* Exercícios propostos:
• a. Responda, com base no texto sobre Maria Isabel Barreno:
(i) Em que ano se licenciou?
(ii) Com que idade fez o seu primeiro poema?
(iii) Que editora publicou em 2009 o romance Vozes do vento?
• b. Reproduza fielmente os registos, começando na primeira linha e parando depois da linha que contém "view-tabs: Globus Route", inclusive.

═════ Texto de apoio ═════

Maria Isabel Barreno de Faria Martins nasceu em Lisboa, a 10 de julho de 1939. Faleceu a 3 de setembro de 2016.
Escritora

A libertação dum peso que nos esmagava, essa é a primeira sensação que recordo do 25 de Abril (…) É indescritível a alegria desses dias, dessas semanas, desses meses.

Maria Isabel Barreno de Faria Martins nasceu em Lisboa, a 10 de julho de 1939, de uma família da classe média. Seu pai, Joaquim Hipólito de Faria Martins, era comandante da Marinha Mercante. Sua mãe, Isabel da Conceição Barreno de Faria Martins, era doméstica, como a maioria das mulheres da classe média do seu tempo.

Entrou para a Faculdade de Letras no ano lectivo de 1956/57, em Ciências Históricas e Filosóficas. Licenciou-se em 1962 (com as greves de 1961 pelo meio).

Nasceu e viveu no Areeiro, bairro que na altura era sossegado, quase rural, onde se vivia tranquilamente com o ritmo de aldeia[1]. Frequentou um colégio de freiras. Era um tempo de fortes estereótipos sociais a marcar a mulher e o homem, um tempo de discurso castrador.

Foi uma Mulher sempre inquieta, em busca permanente de sentido para as coisas. Depois de sair do universo resguardado do colégio de freiras e entrar na Faculdade de Letras, “a sensação que trazia comigo há muito tempo de que era, por ser mulher, uma pessoa de segunda classe … e isso empurrou-me para as actividades associativas da época, vividas sobretudo na associação de estudantes do Técnico… foi aí que começou verdadeiramente a formar-se a minha consciencialização política, social e cívica. Passei a entender o que significava viver numa ditadura e a escrita surgiu-me como o melhor modo de denunciar o estado das coisas”[2].

Cedo manifestou o gosto pela leitura e a escrita. Fez o seu primeiro poema aos 11 anos. Depois da licenciatura trabalhou no Instituto Nacional de Investigação Industrial, foi jornalista e Conselheira Cultural para os Assuntos do Ensino na Embaixada portuguesa em Paris.

Como escritora, publicou um total de 24 obras, entre as quais dez romances e quatro livros de contos. Participou também em diversas antologias de contos. Pela sua obra, em 1991, recebeu os prémios Camilo Castelo Branco e do Pen Club para o livro de contos Os Sensos Incomuns, e o prémio Fernando Namora para o romance Crónica do tempo. A Sextante Editora publicou em 2009 o seu romance mais recente, Vozes do vento. De 1990 a 1993, foi chefe de redação da revista Marie Claire.

═════ Registos do exercício ═════

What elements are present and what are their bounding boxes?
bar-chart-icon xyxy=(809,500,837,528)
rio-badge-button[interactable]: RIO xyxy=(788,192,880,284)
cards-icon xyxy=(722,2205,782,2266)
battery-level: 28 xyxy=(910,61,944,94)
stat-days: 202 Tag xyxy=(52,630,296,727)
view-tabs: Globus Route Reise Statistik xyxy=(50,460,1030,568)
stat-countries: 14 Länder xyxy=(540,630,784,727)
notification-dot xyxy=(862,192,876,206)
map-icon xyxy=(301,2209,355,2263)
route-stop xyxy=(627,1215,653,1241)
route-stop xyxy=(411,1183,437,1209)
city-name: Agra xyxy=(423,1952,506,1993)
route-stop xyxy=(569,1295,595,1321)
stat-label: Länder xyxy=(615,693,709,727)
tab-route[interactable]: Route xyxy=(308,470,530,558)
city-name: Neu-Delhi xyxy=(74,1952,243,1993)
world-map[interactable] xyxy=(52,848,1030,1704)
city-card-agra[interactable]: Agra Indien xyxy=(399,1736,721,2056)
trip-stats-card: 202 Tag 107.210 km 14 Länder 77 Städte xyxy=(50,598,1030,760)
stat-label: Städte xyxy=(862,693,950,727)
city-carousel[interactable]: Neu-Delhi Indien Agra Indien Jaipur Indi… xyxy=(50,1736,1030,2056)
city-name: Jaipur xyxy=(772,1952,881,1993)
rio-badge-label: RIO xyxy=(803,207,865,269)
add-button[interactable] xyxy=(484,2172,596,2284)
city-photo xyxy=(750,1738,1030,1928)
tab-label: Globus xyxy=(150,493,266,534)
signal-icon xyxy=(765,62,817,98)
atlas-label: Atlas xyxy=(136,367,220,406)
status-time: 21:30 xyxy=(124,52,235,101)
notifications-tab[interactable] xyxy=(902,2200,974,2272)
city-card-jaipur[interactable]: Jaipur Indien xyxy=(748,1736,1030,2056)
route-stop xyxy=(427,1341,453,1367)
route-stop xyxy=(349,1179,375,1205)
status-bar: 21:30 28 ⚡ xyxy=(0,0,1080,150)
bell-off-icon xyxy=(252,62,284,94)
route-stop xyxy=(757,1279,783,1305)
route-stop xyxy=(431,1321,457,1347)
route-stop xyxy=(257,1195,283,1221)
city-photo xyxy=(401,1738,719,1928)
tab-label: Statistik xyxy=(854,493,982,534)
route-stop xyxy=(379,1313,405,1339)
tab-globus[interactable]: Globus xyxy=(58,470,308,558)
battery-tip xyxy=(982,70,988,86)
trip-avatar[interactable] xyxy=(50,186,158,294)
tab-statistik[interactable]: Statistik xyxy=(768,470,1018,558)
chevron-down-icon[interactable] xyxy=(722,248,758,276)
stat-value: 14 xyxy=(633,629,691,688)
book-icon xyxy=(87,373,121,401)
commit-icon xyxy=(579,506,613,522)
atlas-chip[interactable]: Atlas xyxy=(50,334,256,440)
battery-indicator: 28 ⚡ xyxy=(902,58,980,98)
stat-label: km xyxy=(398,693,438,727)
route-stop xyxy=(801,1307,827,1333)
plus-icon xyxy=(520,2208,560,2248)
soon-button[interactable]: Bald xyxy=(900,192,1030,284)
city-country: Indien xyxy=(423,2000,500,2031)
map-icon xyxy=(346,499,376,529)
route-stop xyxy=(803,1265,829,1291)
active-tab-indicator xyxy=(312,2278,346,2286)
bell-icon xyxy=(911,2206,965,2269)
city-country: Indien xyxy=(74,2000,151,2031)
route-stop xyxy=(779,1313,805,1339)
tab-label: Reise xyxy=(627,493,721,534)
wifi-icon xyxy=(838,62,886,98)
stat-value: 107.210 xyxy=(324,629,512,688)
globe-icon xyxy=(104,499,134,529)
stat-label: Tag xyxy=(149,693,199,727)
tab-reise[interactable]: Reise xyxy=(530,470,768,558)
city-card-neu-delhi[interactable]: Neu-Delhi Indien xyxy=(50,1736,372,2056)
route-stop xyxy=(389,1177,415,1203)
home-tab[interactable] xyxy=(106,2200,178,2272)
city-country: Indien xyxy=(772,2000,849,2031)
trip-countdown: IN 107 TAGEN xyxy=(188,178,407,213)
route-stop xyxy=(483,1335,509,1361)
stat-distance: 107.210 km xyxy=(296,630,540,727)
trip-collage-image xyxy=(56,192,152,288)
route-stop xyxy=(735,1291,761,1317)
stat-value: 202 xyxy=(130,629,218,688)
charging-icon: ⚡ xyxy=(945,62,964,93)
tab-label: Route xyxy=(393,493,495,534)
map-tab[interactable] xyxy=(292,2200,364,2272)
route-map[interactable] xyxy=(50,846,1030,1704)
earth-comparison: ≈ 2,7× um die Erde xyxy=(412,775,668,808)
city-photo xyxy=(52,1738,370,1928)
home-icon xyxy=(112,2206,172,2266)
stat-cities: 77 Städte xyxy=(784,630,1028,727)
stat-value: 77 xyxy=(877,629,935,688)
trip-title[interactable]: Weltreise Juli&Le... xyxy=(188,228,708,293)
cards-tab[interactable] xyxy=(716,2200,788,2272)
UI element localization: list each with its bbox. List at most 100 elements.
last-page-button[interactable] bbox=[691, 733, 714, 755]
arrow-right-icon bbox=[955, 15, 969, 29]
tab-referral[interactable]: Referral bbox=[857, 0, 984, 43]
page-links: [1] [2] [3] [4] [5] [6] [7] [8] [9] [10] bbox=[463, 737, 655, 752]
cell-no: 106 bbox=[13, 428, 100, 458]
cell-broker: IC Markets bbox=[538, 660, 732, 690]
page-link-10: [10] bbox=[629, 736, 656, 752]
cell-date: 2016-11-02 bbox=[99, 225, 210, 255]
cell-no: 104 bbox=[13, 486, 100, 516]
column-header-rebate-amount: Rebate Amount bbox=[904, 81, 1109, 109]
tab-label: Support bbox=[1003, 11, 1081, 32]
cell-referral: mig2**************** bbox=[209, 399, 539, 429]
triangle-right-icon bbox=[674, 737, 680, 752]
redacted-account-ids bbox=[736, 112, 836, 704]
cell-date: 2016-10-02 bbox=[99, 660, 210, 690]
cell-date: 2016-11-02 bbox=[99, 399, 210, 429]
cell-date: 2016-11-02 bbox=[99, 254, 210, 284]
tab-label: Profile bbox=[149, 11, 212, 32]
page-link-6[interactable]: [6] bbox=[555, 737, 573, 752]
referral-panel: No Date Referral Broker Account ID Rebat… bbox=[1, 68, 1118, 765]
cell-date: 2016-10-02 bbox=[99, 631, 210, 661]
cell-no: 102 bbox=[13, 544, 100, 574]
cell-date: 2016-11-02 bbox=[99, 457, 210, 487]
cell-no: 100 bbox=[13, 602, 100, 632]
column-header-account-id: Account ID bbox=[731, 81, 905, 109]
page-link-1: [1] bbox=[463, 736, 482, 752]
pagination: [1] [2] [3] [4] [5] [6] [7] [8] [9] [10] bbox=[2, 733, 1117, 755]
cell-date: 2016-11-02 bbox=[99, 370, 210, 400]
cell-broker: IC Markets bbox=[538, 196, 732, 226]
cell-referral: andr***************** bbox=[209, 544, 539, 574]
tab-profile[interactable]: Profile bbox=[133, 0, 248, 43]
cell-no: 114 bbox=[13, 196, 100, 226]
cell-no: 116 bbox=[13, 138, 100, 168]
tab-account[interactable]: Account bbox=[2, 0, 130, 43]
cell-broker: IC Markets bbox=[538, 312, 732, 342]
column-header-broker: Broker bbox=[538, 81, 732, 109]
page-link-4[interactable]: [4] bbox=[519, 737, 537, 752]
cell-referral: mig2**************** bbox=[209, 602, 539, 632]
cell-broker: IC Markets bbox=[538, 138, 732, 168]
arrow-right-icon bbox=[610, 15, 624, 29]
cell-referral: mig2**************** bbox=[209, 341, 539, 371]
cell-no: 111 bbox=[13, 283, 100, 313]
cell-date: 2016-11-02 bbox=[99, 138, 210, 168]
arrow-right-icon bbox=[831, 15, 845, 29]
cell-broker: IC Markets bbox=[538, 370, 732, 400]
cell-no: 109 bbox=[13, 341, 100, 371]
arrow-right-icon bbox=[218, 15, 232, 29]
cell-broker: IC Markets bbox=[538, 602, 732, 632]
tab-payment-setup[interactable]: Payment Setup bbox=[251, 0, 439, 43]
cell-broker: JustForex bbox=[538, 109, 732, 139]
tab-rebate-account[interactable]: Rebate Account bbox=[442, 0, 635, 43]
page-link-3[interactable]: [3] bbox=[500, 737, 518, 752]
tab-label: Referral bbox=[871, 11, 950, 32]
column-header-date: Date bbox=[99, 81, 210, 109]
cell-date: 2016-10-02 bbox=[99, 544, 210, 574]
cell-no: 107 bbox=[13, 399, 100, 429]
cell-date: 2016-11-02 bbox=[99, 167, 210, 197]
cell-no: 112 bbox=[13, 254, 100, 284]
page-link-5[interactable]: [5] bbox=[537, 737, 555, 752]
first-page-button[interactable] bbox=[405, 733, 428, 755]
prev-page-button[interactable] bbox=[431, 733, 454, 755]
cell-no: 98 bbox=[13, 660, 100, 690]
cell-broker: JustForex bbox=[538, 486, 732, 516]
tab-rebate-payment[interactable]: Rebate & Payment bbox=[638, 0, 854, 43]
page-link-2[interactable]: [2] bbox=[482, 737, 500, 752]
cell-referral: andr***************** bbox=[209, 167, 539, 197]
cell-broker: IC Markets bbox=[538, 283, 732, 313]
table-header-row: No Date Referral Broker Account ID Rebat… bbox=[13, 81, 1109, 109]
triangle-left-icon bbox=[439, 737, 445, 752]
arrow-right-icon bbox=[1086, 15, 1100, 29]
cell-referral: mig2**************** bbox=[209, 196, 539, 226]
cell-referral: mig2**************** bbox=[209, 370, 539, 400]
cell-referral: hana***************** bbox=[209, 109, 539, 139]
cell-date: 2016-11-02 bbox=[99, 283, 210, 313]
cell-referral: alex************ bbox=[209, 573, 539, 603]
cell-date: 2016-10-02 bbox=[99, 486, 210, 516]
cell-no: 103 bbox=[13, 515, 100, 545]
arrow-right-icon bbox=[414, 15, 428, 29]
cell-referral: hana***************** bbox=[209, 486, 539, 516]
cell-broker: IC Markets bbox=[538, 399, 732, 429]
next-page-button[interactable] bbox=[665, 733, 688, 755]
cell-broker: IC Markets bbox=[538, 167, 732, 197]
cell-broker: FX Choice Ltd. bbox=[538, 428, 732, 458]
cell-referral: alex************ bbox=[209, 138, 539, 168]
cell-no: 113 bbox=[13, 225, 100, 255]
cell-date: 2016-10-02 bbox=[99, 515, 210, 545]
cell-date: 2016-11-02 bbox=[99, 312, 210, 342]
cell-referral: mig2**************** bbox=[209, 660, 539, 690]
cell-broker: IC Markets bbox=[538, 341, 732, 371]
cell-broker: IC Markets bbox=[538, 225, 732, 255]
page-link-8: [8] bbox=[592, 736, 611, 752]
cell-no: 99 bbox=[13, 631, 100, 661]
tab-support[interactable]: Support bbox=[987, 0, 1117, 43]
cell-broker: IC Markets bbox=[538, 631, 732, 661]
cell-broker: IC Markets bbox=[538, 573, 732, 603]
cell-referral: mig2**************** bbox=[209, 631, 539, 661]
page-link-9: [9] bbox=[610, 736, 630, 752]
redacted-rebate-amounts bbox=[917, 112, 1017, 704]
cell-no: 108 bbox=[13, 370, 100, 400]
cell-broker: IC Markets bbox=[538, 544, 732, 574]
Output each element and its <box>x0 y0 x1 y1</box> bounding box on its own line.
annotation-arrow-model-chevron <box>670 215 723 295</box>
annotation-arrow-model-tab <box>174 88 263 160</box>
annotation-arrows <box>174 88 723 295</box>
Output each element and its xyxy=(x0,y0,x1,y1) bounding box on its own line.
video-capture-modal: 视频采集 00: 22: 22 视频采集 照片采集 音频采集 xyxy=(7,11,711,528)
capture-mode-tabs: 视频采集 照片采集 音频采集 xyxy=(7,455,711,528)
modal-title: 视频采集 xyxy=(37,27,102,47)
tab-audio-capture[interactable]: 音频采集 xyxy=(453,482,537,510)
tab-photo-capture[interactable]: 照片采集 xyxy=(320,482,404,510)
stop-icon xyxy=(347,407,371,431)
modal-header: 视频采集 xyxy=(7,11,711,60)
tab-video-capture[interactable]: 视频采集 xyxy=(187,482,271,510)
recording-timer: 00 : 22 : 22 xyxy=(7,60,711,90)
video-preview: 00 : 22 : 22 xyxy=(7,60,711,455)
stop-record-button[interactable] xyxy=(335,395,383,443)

═════

* Exercícios resolvidos:
• a.
(i) Em 1962.
(ii) Aos 11 anos.
(iii) A Sextante Editora.

• b.
What elements are present and what are their bounding boxes?
bar-chart-icon xyxy=(809,500,837,528)
rio-badge-button[interactable]: RIO xyxy=(788,192,880,284)
cards-icon xyxy=(722,2205,782,2266)
battery-level: 28 xyxy=(910,61,944,94)
stat-days: 202 Tag xyxy=(52,630,296,727)
view-tabs: Globus Route Reise Statistik xyxy=(50,460,1030,568)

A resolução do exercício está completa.